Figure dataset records

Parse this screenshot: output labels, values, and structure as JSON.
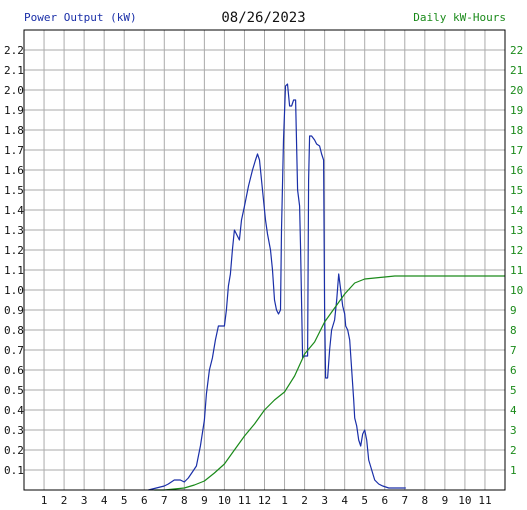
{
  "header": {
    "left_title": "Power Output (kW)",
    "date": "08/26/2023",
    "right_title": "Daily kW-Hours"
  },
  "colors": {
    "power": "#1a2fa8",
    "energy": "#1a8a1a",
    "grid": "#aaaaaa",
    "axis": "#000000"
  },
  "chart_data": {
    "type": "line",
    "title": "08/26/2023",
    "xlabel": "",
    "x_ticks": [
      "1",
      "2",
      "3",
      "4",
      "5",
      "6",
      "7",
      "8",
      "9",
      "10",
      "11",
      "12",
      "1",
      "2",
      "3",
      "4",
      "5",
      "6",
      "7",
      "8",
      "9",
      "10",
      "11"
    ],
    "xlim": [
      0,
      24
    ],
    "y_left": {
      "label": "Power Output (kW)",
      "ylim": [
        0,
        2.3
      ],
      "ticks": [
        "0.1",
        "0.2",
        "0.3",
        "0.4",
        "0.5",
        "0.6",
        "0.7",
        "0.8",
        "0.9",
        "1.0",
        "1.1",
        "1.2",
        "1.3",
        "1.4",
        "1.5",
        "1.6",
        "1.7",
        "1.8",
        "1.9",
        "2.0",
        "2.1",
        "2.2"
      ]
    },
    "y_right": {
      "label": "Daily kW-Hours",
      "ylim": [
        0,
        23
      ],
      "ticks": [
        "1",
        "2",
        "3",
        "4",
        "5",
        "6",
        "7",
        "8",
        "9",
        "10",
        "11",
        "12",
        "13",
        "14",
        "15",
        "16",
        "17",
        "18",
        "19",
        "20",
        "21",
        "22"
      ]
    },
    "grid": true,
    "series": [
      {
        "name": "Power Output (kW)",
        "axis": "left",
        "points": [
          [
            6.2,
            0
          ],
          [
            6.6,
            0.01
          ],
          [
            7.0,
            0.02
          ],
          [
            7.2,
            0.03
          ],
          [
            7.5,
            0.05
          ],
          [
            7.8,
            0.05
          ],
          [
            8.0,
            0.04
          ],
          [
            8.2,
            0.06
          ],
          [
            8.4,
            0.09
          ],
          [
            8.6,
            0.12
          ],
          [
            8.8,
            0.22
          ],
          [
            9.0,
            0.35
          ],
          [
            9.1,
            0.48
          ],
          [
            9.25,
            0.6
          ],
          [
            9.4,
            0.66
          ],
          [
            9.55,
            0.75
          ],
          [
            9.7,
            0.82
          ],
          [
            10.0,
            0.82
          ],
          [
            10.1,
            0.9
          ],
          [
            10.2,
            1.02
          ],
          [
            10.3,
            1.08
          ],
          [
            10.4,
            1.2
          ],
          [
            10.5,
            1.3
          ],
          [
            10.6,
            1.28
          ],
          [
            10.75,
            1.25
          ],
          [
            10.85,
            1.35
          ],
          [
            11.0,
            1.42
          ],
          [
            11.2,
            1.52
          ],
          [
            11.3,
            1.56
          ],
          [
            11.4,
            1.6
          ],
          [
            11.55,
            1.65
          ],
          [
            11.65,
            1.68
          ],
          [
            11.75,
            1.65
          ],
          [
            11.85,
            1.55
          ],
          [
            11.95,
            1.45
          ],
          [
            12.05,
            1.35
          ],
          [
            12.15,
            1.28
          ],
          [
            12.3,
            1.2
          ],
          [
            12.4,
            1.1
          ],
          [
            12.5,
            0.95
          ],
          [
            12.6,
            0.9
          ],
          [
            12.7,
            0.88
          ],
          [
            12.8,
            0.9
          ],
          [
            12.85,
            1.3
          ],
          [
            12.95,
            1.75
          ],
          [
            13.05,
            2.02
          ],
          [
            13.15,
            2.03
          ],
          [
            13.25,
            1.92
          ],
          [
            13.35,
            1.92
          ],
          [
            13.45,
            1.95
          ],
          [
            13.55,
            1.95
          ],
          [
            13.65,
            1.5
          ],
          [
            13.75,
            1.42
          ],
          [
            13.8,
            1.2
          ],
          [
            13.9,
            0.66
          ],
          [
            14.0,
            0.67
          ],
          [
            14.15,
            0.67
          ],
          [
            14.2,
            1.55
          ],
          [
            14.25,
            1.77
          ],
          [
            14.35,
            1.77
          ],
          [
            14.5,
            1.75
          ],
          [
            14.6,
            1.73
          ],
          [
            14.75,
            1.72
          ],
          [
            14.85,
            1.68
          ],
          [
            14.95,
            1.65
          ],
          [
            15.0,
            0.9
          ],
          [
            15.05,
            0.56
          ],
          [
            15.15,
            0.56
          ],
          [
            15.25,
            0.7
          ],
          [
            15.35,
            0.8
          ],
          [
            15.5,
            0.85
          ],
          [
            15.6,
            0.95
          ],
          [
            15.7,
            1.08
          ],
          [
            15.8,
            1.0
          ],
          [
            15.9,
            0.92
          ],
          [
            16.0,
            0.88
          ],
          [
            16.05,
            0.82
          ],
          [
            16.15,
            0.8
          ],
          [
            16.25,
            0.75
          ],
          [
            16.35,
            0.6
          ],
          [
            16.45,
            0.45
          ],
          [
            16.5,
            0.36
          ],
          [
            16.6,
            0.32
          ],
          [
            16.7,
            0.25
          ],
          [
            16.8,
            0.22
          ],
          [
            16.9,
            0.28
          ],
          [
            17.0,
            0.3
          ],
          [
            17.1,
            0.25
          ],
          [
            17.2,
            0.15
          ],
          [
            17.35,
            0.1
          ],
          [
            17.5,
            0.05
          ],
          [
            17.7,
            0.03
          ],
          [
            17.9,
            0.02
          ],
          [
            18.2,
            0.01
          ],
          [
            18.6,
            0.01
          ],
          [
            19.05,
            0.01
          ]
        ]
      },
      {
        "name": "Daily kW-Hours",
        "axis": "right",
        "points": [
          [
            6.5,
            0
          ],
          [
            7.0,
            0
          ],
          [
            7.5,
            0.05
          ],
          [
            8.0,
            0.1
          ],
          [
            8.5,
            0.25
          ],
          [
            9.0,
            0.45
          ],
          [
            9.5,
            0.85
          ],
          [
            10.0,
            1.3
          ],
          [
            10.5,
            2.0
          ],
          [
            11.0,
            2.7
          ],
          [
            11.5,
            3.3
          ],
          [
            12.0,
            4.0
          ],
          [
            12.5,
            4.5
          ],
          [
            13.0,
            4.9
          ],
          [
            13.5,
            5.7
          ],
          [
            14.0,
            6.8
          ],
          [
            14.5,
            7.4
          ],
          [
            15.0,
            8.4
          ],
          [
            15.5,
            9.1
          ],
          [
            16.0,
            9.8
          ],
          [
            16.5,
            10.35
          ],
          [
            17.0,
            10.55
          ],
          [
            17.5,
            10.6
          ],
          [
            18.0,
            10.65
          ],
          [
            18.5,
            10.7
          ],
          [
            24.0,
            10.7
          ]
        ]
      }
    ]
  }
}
---
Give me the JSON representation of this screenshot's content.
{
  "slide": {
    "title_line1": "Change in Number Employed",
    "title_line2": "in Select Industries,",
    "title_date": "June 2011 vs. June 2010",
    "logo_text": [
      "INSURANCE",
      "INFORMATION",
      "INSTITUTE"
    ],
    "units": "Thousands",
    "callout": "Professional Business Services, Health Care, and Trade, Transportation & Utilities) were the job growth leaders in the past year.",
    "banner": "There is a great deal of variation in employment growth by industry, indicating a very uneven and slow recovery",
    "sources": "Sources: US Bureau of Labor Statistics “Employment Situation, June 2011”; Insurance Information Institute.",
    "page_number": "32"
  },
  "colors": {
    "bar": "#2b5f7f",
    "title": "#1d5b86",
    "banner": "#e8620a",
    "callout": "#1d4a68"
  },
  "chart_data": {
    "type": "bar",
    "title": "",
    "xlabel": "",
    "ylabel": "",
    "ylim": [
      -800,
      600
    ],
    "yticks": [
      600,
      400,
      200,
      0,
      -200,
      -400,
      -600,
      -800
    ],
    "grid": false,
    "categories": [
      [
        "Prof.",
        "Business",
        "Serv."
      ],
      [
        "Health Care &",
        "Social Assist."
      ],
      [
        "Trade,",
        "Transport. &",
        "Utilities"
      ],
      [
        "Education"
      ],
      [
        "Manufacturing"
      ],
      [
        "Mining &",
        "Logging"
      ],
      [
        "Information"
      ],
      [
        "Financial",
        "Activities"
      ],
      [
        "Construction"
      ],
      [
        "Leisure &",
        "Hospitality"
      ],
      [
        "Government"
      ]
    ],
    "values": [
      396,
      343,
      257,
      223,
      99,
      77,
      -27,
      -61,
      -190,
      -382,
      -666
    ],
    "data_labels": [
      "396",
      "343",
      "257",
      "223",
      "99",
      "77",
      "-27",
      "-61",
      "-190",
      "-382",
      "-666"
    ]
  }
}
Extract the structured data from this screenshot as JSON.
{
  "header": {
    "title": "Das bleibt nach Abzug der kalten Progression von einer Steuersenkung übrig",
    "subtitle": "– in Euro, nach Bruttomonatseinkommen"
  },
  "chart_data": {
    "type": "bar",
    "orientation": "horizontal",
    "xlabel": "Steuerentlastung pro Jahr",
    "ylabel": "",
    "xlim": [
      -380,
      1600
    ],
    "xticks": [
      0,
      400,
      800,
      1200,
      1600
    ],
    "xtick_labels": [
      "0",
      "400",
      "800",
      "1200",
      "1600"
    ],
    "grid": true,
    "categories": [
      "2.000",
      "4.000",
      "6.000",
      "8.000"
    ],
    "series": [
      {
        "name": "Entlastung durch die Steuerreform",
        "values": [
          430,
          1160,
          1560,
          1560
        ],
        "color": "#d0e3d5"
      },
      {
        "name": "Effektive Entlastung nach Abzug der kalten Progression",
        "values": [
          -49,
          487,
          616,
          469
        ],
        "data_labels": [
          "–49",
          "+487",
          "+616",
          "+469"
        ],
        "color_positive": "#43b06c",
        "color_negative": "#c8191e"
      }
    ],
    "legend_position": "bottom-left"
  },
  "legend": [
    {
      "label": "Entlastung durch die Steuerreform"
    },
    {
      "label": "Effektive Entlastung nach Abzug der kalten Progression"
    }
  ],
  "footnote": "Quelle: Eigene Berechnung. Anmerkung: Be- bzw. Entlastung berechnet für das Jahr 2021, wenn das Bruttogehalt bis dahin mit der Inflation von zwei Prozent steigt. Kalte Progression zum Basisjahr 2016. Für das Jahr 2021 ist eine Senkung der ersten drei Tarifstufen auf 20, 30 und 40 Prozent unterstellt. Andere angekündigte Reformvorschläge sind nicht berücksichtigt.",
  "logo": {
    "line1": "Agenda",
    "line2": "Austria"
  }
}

* **WHAT IS ASKED**
Which lines above contain the word "growth"? Copy each of them.

* **EXERCISE OUTPUT**
    "callout": "Professional Business Services, Health Care, and Trade, Transportation & Utilities) were the job growth leaders in the past year.",
    "banner": "There is a great deal of variation in employment growth by industry, indicating a very uneven and slow recovery",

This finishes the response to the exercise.